DESCRIPTION OF THE TASK.
Could you print all the entries exactly?

== EXCERPTED RECORDS

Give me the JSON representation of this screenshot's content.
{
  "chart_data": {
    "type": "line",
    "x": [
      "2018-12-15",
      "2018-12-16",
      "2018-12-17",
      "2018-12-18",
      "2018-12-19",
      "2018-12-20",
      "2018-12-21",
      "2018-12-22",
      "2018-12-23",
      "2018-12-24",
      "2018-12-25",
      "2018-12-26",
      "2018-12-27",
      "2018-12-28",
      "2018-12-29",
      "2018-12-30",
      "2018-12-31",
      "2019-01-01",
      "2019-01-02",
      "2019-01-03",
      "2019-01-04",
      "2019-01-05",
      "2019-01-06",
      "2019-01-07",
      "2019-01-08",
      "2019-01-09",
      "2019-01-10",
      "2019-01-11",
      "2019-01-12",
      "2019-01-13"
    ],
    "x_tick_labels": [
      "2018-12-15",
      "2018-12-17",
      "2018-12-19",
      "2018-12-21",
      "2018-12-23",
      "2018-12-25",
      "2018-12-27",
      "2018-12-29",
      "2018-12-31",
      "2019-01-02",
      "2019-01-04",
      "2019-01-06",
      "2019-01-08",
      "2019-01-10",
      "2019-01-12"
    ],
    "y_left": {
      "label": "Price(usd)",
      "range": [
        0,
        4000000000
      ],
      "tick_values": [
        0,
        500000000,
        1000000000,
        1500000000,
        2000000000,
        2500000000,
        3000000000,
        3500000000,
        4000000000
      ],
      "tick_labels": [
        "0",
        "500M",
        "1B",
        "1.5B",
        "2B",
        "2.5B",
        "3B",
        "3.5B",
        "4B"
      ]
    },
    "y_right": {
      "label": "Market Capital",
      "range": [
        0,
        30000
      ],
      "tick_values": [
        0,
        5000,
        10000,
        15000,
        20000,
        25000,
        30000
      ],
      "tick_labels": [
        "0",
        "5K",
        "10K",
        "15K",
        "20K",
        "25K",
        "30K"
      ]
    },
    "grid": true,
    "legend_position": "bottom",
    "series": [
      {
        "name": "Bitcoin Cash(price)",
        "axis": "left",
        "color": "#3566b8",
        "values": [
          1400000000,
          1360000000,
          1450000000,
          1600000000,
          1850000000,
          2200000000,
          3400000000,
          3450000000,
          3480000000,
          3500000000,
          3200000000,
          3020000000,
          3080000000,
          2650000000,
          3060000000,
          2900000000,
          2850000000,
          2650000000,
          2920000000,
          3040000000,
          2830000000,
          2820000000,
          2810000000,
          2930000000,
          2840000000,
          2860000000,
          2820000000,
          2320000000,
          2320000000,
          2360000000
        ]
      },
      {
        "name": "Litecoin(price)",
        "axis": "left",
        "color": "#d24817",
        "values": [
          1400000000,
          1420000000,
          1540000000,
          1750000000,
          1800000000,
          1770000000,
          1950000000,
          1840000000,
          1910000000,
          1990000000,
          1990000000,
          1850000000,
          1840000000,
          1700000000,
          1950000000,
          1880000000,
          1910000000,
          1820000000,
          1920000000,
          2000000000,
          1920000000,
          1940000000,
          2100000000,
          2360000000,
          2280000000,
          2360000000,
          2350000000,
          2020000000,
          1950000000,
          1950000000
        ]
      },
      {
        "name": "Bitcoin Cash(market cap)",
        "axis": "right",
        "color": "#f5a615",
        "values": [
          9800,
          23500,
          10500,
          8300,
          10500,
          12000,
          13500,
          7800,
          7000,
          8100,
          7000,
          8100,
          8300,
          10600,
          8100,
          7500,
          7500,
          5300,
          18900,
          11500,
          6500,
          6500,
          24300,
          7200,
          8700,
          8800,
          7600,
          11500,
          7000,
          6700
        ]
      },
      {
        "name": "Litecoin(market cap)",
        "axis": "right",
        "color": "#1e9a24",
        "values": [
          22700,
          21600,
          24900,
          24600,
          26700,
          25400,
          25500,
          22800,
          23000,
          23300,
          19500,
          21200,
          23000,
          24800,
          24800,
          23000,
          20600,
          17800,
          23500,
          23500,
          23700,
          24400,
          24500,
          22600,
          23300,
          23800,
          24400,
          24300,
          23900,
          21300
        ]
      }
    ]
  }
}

====

THE OUTPUT.
Give me the JSON representation of this screenshot's content.
{
  "chart_data": {
    "type": "line",
    "x": [
      "2018-12-15",
      "2018-12-16",
      "2018-12-17",
      "2018-12-18",
      "2018-12-19",
      "2018-12-20",
      "2018-12-21",
      "2018-12-22",
      "2018-12-23",
      "2018-12-24",
      "2018-12-25",
      "2018-12-26",
      "2018-12-27",
      "2018-12-28",
      "2018-12-29",
      "2018-12-30",
      "2018-12-31",
      "2019-01-01",
      "2019-01-02",
      "2019-01-03",
      "2019-01-04",
      "2019-01-05",
      "2019-01-06",
      "2019-01-07",
      "2019-01-08",
      "2019-01-09",
      "2019-01-10",
      "2019-01-11",
      "2019-01-12",
      "2019-01-13"
    ],
    "x_tick_labels": [
      "2018-12-15",
      "2018-12-17",
      "2018-12-19",
      "2018-12-21",
      "2018-12-23",
      "2018-12-25",
      "2018-12-27",
      "2018-12-29",
      "2018-12-31",
      "2019-01-02",
      "2019-01-04",
      "2019-01-06",
      "2019-01-08",
      "2019-01-10",
      "2019-01-12"
    ],
    "y_left": {
      "label": "Price(usd)",
      "range": [
        0,
        4000000000
      ],
      "tick_values": [
        0,
        500000000,
        1000000000,
        1500000000,
        2000000000,
        2500000000,
        3000000000,
        3500000000,
        4000000000
      ],
      "tick_labels": [
        "0",
        "500M",
        "1B",
        "1.5B",
        "2B",
        "2.5B",
        "3B",
        "3.5B",
        "4B"
      ]
    },
    "y_right": {
      "label": "Market Capital",
      "range": [
        0,
        30000
      ],
      "tick_values": [
        0,
        5000,
        10000,
        15000,
        20000,
        25000,
        30000
      ],
      "tick_labels": [
        "0",
        "5K",
        "10K",
        "15K",
        "20K",
        "25K",
        "30K"
      ]
    },
    "grid": true,
    "legend_position": "bottom",
    "series": [
      {
        "name": "Bitcoin Cash(price)",
        "axis": "left",
        "color": "#3566b8",
        "values": [
          1400000000,
          1360000000,
          1450000000,
          1600000000,
          1850000000,
          2200000000,
          3400000000,
          3450000000,
          3480000000,
          3500000000,
          3200000000,
          3020000000,
          3080000000,
          2650000000,
          3060000000,
          2900000000,
          2850000000,
          2650000000,
          2920000000,
          3040000000,
          2830000000,
          2820000000,
          2810000000,
          2930000000,
          2840000000,
          2860000000,
          2820000000,
          2320000000,
          2320000000,
          2360000000
        ]
      },
      {
        "name": "Litecoin(price)",
        "axis": "left",
        "color": "#d24817",
        "values": [
          1400000000,
          1420000000,
          1540000000,
          1750000000,
          1800000000,
          1770000000,
          1950000000,
          1840000000,
          1910000000,
          1990000000,
          1990000000,
          1850000000,
          1840000000,
          1700000000,
          1950000000,
          1880000000,
          1910000000,
          1820000000,
          1920000000,
          2000000000,
          1920000000,
          1940000000,
          2100000000,
          2360000000,
          2280000000,
          2360000000,
          2350000000,
          2020000000,
          1950000000,
          1950000000
        ]
      },
      {
        "name": "Bitcoin Cash(market cap)",
        "axis": "right",
        "color": "#f5a615",
        "values": [
          9800,
          23500,
          10500,
          8300,
          10500,
          12000,
          13500,
          7800,
          7000,
          8100,
          7000,
          8100,
          8300,
          10600,
          8100,
          7500,
          7500,
          5300,
          18900,
          11500,
          6500,
          6500,
          24300,
          7200,
          8700,
          8800,
          7600,
          11500,
          7000,
          6700
        ]
      },
      {
        "name": "Litecoin(market cap)",
        "axis": "right",
        "color": "#1e9a24",
        "values": [
          22700,
          21600,
          24900,
          24600,
          26700,
          25400,
          25500,
          22800,
          23000,
          23300,
          19500,
          21200,
          23000,
          24800,
          24800,
          23000,
          20600,
          17800,
          23500,
          23500,
          23700,
          24400,
          24500,
          22600,
          23300,
          23800,
          24400,
          24300,
          23900,
          21300
        ]
      }
    ]
  }
}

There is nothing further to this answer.